Set exercise →
Produce the listing below again, exactly as shown.

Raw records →
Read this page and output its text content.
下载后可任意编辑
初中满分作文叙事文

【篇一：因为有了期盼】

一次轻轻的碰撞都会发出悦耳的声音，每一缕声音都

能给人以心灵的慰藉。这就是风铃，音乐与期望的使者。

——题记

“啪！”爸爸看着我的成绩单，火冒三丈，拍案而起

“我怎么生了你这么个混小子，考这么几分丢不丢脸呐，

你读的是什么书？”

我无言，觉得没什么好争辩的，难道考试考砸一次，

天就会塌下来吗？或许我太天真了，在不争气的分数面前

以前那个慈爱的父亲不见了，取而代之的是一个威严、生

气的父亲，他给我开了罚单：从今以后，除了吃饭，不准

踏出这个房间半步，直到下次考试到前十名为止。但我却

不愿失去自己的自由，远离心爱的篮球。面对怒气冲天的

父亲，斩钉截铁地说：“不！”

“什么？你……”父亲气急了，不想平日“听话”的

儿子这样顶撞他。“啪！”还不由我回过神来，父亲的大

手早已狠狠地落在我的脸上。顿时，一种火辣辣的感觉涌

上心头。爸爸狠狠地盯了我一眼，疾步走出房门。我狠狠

The response →
Read this page and output its text content.
下载后可任意编辑
初中满分作文叙事文

【篇一：因为有了期盼】

一次轻轻的碰撞都会发出悦耳的声音，每一缕声音都

能给人以心灵的慰藉。这就是风铃，音乐与期望的使者。

——题记

“啪！”爸爸看着我的成绩单，火冒三丈，拍案而起

“我怎么生了你这么个混小子，考这么几分丢不丢脸呐，

你读的是什么书？”

我无言，觉得没什么好争辩的，难道考试考砸一次，

天就会塌下来吗？或许我太天真了，在不争气的分数面前

以前那个慈爱的父亲不见了，取而代之的是一个威严、生

气的父亲，他给我开了罚单：从今以后，除了吃饭，不准

踏出这个房间半步，直到下次考试到前十名为止。但我却

不愿失去自己的自由，远离心爱的篮球。面对怒气冲天的

父亲，斩钉截铁地说：“不！”

“什么？你……”父亲气急了，不想平日“听话”的

儿子这样顶撞他。“啪！”还不由我回过神来，父亲的大

手早已狠狠地落在我的脸上。顿时，一种火辣辣的感觉涌

上心头。爸爸狠狠地盯了我一眼，疾步走出房门。我狠狠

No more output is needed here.